>> BEGIN LISTING

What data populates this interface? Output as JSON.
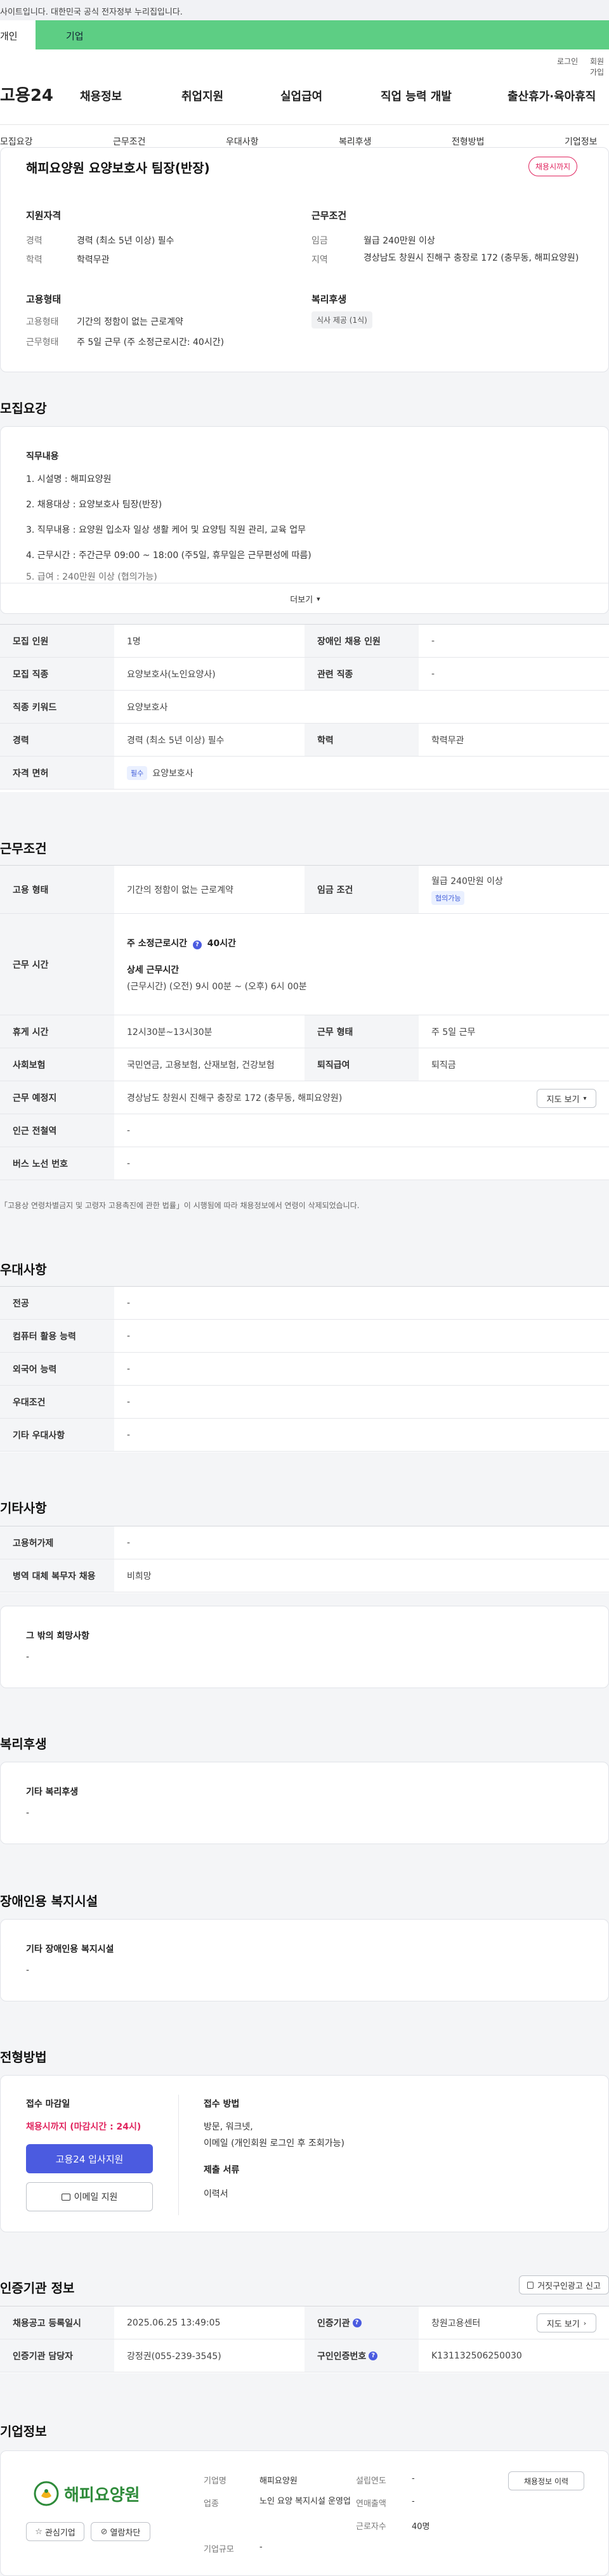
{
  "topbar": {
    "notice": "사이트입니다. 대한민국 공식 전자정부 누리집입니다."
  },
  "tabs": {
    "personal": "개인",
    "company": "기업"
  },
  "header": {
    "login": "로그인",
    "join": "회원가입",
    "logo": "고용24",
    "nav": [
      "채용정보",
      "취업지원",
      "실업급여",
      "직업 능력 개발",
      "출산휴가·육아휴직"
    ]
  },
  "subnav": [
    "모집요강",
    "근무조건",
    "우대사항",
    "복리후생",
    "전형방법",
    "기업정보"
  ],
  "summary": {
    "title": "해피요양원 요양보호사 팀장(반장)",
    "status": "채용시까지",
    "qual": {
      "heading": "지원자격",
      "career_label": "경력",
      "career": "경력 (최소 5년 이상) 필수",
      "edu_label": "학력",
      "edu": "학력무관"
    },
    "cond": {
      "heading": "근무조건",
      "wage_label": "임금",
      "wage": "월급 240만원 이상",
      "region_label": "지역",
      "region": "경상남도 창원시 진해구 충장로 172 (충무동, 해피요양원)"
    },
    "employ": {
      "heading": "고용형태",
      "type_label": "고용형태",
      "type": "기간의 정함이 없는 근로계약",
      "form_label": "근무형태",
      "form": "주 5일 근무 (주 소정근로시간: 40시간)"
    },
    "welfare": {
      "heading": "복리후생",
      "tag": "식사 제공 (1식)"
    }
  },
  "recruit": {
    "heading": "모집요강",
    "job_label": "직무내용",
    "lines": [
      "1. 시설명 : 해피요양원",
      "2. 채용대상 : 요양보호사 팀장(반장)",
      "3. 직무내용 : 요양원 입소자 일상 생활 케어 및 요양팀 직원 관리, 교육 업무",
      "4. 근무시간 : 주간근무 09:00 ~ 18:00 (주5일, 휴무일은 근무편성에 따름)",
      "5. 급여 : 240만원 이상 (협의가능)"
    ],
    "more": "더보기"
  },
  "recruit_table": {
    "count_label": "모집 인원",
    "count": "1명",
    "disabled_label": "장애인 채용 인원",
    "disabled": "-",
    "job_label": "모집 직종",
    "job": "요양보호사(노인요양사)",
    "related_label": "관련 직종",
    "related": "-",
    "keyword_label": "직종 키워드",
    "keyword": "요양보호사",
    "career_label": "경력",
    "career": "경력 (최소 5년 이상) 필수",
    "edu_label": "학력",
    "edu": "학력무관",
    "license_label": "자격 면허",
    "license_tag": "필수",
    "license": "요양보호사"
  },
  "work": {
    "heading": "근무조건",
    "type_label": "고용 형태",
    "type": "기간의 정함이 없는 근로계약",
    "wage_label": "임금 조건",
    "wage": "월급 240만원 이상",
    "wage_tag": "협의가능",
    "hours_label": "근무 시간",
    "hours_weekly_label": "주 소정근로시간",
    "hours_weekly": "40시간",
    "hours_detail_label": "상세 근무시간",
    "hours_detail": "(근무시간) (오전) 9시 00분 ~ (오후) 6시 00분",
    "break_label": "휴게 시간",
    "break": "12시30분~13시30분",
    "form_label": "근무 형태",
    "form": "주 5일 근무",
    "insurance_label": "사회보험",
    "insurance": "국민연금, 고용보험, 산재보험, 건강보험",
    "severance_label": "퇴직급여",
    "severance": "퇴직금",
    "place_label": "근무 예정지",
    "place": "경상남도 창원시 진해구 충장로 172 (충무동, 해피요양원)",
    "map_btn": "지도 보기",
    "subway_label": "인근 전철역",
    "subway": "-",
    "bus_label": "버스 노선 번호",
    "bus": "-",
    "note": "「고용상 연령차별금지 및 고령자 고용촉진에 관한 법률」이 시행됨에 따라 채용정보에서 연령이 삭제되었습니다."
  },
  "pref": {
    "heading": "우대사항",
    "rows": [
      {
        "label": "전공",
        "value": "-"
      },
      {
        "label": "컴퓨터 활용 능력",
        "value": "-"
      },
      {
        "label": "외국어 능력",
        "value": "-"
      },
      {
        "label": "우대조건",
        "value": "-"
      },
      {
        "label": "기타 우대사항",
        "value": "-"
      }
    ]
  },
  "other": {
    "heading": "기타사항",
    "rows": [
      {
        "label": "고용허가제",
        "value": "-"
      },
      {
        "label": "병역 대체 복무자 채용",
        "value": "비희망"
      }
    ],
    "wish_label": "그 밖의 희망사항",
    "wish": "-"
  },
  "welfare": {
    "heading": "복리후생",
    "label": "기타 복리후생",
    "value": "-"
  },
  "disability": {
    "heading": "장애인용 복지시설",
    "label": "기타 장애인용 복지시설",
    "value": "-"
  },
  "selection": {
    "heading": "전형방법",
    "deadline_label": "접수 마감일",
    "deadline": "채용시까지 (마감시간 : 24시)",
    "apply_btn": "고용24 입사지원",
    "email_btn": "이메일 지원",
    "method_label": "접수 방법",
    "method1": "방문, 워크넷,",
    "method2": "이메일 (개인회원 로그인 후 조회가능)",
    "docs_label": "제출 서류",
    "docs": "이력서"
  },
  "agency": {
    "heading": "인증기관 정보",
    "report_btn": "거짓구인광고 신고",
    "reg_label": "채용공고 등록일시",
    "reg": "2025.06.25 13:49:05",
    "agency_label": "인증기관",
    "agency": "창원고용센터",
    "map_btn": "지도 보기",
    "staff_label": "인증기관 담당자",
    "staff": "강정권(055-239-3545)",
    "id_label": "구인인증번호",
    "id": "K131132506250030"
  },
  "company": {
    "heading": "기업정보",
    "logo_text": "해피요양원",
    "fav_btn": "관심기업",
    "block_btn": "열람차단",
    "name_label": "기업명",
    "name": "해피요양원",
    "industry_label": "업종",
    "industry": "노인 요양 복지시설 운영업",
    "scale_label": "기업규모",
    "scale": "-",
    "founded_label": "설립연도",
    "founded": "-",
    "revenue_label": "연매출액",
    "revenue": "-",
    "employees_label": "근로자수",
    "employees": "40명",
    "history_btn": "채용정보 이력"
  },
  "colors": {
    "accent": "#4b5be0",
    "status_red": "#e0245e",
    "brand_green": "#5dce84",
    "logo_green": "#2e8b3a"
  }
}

>> END LISTING

◆ **WHAT TO WORK ON**
Using the data above, print every line exactly, omitting pictures.

◆ **COMPLETE ANSWER**
What data populates this interface? Output as JSON.
{
  "topbar": {
    "notice": "사이트입니다. 대한민국 공식 전자정부 누리집입니다."
  },
  "tabs": {
    "personal": "개인",
    "company": "기업"
  },
  "header": {
    "login": "로그인",
    "join": "회원가입",
    "logo": "고용24",
    "nav": [
      "채용정보",
      "취업지원",
      "실업급여",
      "직업 능력 개발",
      "출산휴가·육아휴직"
    ]
  },
  "subnav": [
    "모집요강",
    "근무조건",
    "우대사항",
    "복리후생",
    "전형방법",
    "기업정보"
  ],
  "summary": {
    "title": "해피요양원 요양보호사 팀장(반장)",
    "status": "채용시까지",
    "qual": {
      "heading": "지원자격",
      "career_label": "경력",
      "career": "경력 (최소 5년 이상) 필수",
      "edu_label": "학력",
      "edu": "학력무관"
    },
    "cond": {
      "heading": "근무조건",
      "wage_label": "임금",
      "wage": "월급 240만원 이상",
      "region_label": "지역",
      "region": "경상남도 창원시 진해구 충장로 172 (충무동, 해피요양원)"
    },
    "employ": {
      "heading": "고용형태",
      "type_label": "고용형태",
      "type": "기간의 정함이 없는 근로계약",
      "form_label": "근무형태",
      "form": "주 5일 근무 (주 소정근로시간: 40시간)"
    },
    "welfare": {
      "heading": "복리후생",
      "tag": "식사 제공 (1식)"
    }
  },
  "recruit": {
    "heading": "모집요강",
    "job_label": "직무내용",
    "lines": [
      "1. 시설명 : 해피요양원",
      "2. 채용대상 : 요양보호사 팀장(반장)",
      "3. 직무내용 : 요양원 입소자 일상 생활 케어 및 요양팀 직원 관리, 교육 업무",
      "4. 근무시간 : 주간근무 09:00 ~ 18:00 (주5일, 휴무일은 근무편성에 따름)",
      "5. 급여 : 240만원 이상 (협의가능)"
    ],
    "more": "더보기"
  },
  "recruit_table": {
    "count_label": "모집 인원",
    "count": "1명",
    "disabled_label": "장애인 채용 인원",
    "disabled": "-",
    "job_label": "모집 직종",
    "job": "요양보호사(노인요양사)",
    "related_label": "관련 직종",
    "related": "-",
    "keyword_label": "직종 키워드",
    "keyword": "요양보호사",
    "career_label": "경력",
    "career": "경력 (최소 5년 이상) 필수",
    "edu_label": "학력",
    "edu": "학력무관",
    "license_label": "자격 면허",
    "license_tag": "필수",
    "license": "요양보호사"
  },
  "work": {
    "heading": "근무조건",
    "type_label": "고용 형태",
    "type": "기간의 정함이 없는 근로계약",
    "wage_label": "임금 조건",
    "wage": "월급 240만원 이상",
    "wage_tag": "협의가능",
    "hours_label": "근무 시간",
    "hours_weekly_label": "주 소정근로시간",
    "hours_weekly": "40시간",
    "hours_detail_label": "상세 근무시간",
    "hours_detail": "(근무시간) (오전) 9시 00분 ~ (오후) 6시 00분",
    "break_label": "휴게 시간",
    "break": "12시30분~13시30분",
    "form_label": "근무 형태",
    "form": "주 5일 근무",
    "insurance_label": "사회보험",
    "insurance": "국민연금, 고용보험, 산재보험, 건강보험",
    "severance_label": "퇴직급여",
    "severance": "퇴직금",
    "place_label": "근무 예정지",
    "place": "경상남도 창원시 진해구 충장로 172 (충무동, 해피요양원)",
    "map_btn": "지도 보기",
    "subway_label": "인근 전철역",
    "subway": "-",
    "bus_label": "버스 노선 번호",
    "bus": "-",
    "note": "「고용상 연령차별금지 및 고령자 고용촉진에 관한 법률」이 시행됨에 따라 채용정보에서 연령이 삭제되었습니다."
  },
  "pref": {
    "heading": "우대사항",
    "rows": [
      {
        "label": "전공",
        "value": "-"
      },
      {
        "label": "컴퓨터 활용 능력",
        "value": "-"
      },
      {
        "label": "외국어 능력",
        "value": "-"
      },
      {
        "label": "우대조건",
        "value": "-"
      },
      {
        "label": "기타 우대사항",
        "value": "-"
      }
    ]
  },
  "other": {
    "heading": "기타사항",
    "rows": [
      {
        "label": "고용허가제",
        "value": "-"
      },
      {
        "label": "병역 대체 복무자 채용",
        "value": "비희망"
      }
    ],
    "wish_label": "그 밖의 희망사항",
    "wish": "-"
  },
  "welfare": {
    "heading": "복리후생",
    "label": "기타 복리후생",
    "value": "-"
  },
  "disability": {
    "heading": "장애인용 복지시설",
    "label": "기타 장애인용 복지시설",
    "value": "-"
  },
  "selection": {
    "heading": "전형방법",
    "deadline_label": "접수 마감일",
    "deadline": "채용시까지 (마감시간 : 24시)",
    "apply_btn": "고용24 입사지원",
    "email_btn": "이메일 지원",
    "method_label": "접수 방법",
    "method1": "방문, 워크넷,",
    "method2": "이메일 (개인회원 로그인 후 조회가능)",
    "docs_label": "제출 서류",
    "docs": "이력서"
  },
  "agency": {
    "heading": "인증기관 정보",
    "report_btn": "거짓구인광고 신고",
    "reg_label": "채용공고 등록일시",
    "reg": "2025.06.25 13:49:05",
    "agency_label": "인증기관",
    "agency": "창원고용센터",
    "map_btn": "지도 보기",
    "staff_label": "인증기관 담당자",
    "staff": "강정권(055-239-3545)",
    "id_label": "구인인증번호",
    "id": "K131132506250030"
  },
  "company": {
    "heading": "기업정보",
    "logo_text": "해피요양원",
    "fav_btn": "관심기업",
    "block_btn": "열람차단",
    "name_label": "기업명",
    "name": "해피요양원",
    "industry_label": "업종",
    "industry": "노인 요양 복지시설 운영업",
    "scale_label": "기업규모",
    "scale": "-",
    "founded_label": "설립연도",
    "founded": "-",
    "revenue_label": "연매출액",
    "revenue": "-",
    "employees_label": "근로자수",
    "employees": "40명",
    "history_btn": "채용정보 이력"
  },
  "colors": {
    "accent": "#4b5be0",
    "status_red": "#e0245e",
    "brand_green": "#5dce84",
    "logo_green": "#2e8b3a"
  }
}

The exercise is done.